• [Material provided]
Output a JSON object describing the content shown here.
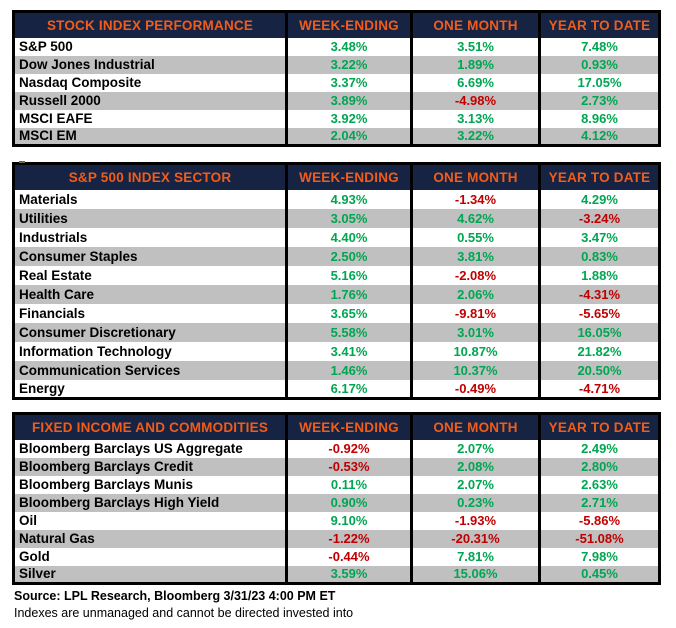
{
  "colors": {
    "header_bg": "#172342",
    "header_text": "#F25C19",
    "positive_value": "#00A651",
    "negative_value": "#C00000",
    "row_stripe": "#C0C0C0",
    "row_bg": "#FFFFFF",
    "border": "#000000"
  },
  "chart_data": [
    {
      "type": "table",
      "title": "STOCK INDEX PERFORMANCE",
      "columns": [
        "WEEK-ENDING",
        "ONE MONTH",
        "YEAR TO DATE"
      ],
      "rows": [
        {
          "label": "S&P 500",
          "values": [
            "3.48%",
            "3.51%",
            "7.48%"
          ]
        },
        {
          "label": "Dow Jones Industrial",
          "values": [
            "3.22%",
            "1.89%",
            "0.93%"
          ]
        },
        {
          "label": "Nasdaq Composite",
          "values": [
            "3.37%",
            "6.69%",
            "17.05%"
          ]
        },
        {
          "label": "Russell 2000",
          "values": [
            "3.89%",
            "-4.98%",
            "2.73%"
          ]
        },
        {
          "label": "MSCI EAFE",
          "values": [
            "3.92%",
            "3.13%",
            "8.96%"
          ]
        },
        {
          "label": "MSCI EM",
          "values": [
            "2.04%",
            "3.22%",
            "4.12%"
          ]
        }
      ]
    },
    {
      "type": "table",
      "title": "S&P 500 INDEX SECTOR",
      "columns": [
        "WEEK-ENDING",
        "ONE MONTH",
        "YEAR TO DATE"
      ],
      "rows": [
        {
          "label": "Materials",
          "values": [
            "4.93%",
            "-1.34%",
            "4.29%"
          ]
        },
        {
          "label": "Utilities",
          "values": [
            "3.05%",
            "4.62%",
            "-3.24%"
          ]
        },
        {
          "label": "Industrials",
          "values": [
            "4.40%",
            "0.55%",
            "3.47%"
          ]
        },
        {
          "label": "Consumer Staples",
          "values": [
            "2.50%",
            "3.81%",
            "0.83%"
          ]
        },
        {
          "label": "Real Estate",
          "values": [
            "5.16%",
            "-2.08%",
            "1.88%"
          ]
        },
        {
          "label": "Health Care",
          "values": [
            "1.76%",
            "2.06%",
            "-4.31%"
          ]
        },
        {
          "label": "Financials",
          "values": [
            "3.65%",
            "-9.81%",
            "-5.65%"
          ]
        },
        {
          "label": "Consumer Discretionary",
          "values": [
            "5.58%",
            "3.01%",
            "16.05%"
          ]
        },
        {
          "label": "Information Technology",
          "values": [
            "3.41%",
            "10.87%",
            "21.82%"
          ]
        },
        {
          "label": "Communication Services",
          "values": [
            "1.46%",
            "10.37%",
            "20.50%"
          ]
        },
        {
          "label": "Energy",
          "values": [
            "6.17%",
            "-0.49%",
            "-4.71%"
          ]
        }
      ]
    },
    {
      "type": "table",
      "title": "FIXED INCOME AND COMMODITIES",
      "columns": [
        "WEEK-ENDING",
        "ONE MONTH",
        "YEAR TO DATE"
      ],
      "rows": [
        {
          "label": "Bloomberg Barclays US Aggregate",
          "values": [
            "-0.92%",
            "2.07%",
            "2.49%"
          ]
        },
        {
          "label": "Bloomberg Barclays Credit",
          "values": [
            "-0.53%",
            "2.08%",
            "2.80%"
          ]
        },
        {
          "label": "Bloomberg Barclays Munis",
          "values": [
            "0.11%",
            "2.07%",
            "2.63%"
          ]
        },
        {
          "label": "Bloomberg Barclays High Yield",
          "values": [
            "0.90%",
            "0.23%",
            "2.71%"
          ]
        },
        {
          "label": "Oil",
          "values": [
            "9.10%",
            "-1.93%",
            "-5.86%"
          ]
        },
        {
          "label": "Natural Gas",
          "values": [
            "-1.22%",
            "-20.31%",
            "-51.08%"
          ]
        },
        {
          "label": "Gold",
          "values": [
            "-0.44%",
            "7.81%",
            "7.98%"
          ]
        },
        {
          "label": "Silver",
          "values": [
            "3.59%",
            "15.06%",
            "0.45%"
          ]
        }
      ]
    }
  ],
  "footer": {
    "source": "Source: LPL Research, Bloomberg 3/31/23 4:00 PM ET",
    "disclaimer": "Indexes are unmanaged and cannot be directed invested into"
  }
}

• [Problem details]
Output every entry exactly as given; pictures are not part of the copy.

• [Solution to this exercise]
Output a JSON object describing the content shown here.
{
  "colors": {
    "header_bg": "#172342",
    "header_text": "#F25C19",
    "positive_value": "#00A651",
    "negative_value": "#C00000",
    "row_stripe": "#C0C0C0",
    "row_bg": "#FFFFFF",
    "border": "#000000"
  },
  "chart_data": [
    {
      "type": "table",
      "title": "STOCK INDEX PERFORMANCE",
      "columns": [
        "WEEK-ENDING",
        "ONE MONTH",
        "YEAR TO DATE"
      ],
      "rows": [
        {
          "label": "S&P 500",
          "values": [
            "3.48%",
            "3.51%",
            "7.48%"
          ]
        },
        {
          "label": "Dow Jones Industrial",
          "values": [
            "3.22%",
            "1.89%",
            "0.93%"
          ]
        },
        {
          "label": "Nasdaq Composite",
          "values": [
            "3.37%",
            "6.69%",
            "17.05%"
          ]
        },
        {
          "label": "Russell 2000",
          "values": [
            "3.89%",
            "-4.98%",
            "2.73%"
          ]
        },
        {
          "label": "MSCI EAFE",
          "values": [
            "3.92%",
            "3.13%",
            "8.96%"
          ]
        },
        {
          "label": "MSCI EM",
          "values": [
            "2.04%",
            "3.22%",
            "4.12%"
          ]
        }
      ]
    },
    {
      "type": "table",
      "title": "S&P 500 INDEX SECTOR",
      "columns": [
        "WEEK-ENDING",
        "ONE MONTH",
        "YEAR TO DATE"
      ],
      "rows": [
        {
          "label": "Materials",
          "values": [
            "4.93%",
            "-1.34%",
            "4.29%"
          ]
        },
        {
          "label": "Utilities",
          "values": [
            "3.05%",
            "4.62%",
            "-3.24%"
          ]
        },
        {
          "label": "Industrials",
          "values": [
            "4.40%",
            "0.55%",
            "3.47%"
          ]
        },
        {
          "label": "Consumer Staples",
          "values": [
            "2.50%",
            "3.81%",
            "0.83%"
          ]
        },
        {
          "label": "Real Estate",
          "values": [
            "5.16%",
            "-2.08%",
            "1.88%"
          ]
        },
        {
          "label": "Health Care",
          "values": [
            "1.76%",
            "2.06%",
            "-4.31%"
          ]
        },
        {
          "label": "Financials",
          "values": [
            "3.65%",
            "-9.81%",
            "-5.65%"
          ]
        },
        {
          "label": "Consumer Discretionary",
          "values": [
            "5.58%",
            "3.01%",
            "16.05%"
          ]
        },
        {
          "label": "Information Technology",
          "values": [
            "3.41%",
            "10.87%",
            "21.82%"
          ]
        },
        {
          "label": "Communication Services",
          "values": [
            "1.46%",
            "10.37%",
            "20.50%"
          ]
        },
        {
          "label": "Energy",
          "values": [
            "6.17%",
            "-0.49%",
            "-4.71%"
          ]
        }
      ]
    },
    {
      "type": "table",
      "title": "FIXED INCOME AND COMMODITIES",
      "columns": [
        "WEEK-ENDING",
        "ONE MONTH",
        "YEAR TO DATE"
      ],
      "rows": [
        {
          "label": "Bloomberg Barclays US Aggregate",
          "values": [
            "-0.92%",
            "2.07%",
            "2.49%"
          ]
        },
        {
          "label": "Bloomberg Barclays Credit",
          "values": [
            "-0.53%",
            "2.08%",
            "2.80%"
          ]
        },
        {
          "label": "Bloomberg Barclays Munis",
          "values": [
            "0.11%",
            "2.07%",
            "2.63%"
          ]
        },
        {
          "label": "Bloomberg Barclays High Yield",
          "values": [
            "0.90%",
            "0.23%",
            "2.71%"
          ]
        },
        {
          "label": "Oil",
          "values": [
            "9.10%",
            "-1.93%",
            "-5.86%"
          ]
        },
        {
          "label": "Natural Gas",
          "values": [
            "-1.22%",
            "-20.31%",
            "-51.08%"
          ]
        },
        {
          "label": "Gold",
          "values": [
            "-0.44%",
            "7.81%",
            "7.98%"
          ]
        },
        {
          "label": "Silver",
          "values": [
            "3.59%",
            "15.06%",
            "0.45%"
          ]
        }
      ]
    }
  ],
  "footer": {
    "source": "Source: LPL Research, Bloomberg 3/31/23 4:00 PM ET",
    "disclaimer": "Indexes are unmanaged and cannot be directed invested into"
  }
}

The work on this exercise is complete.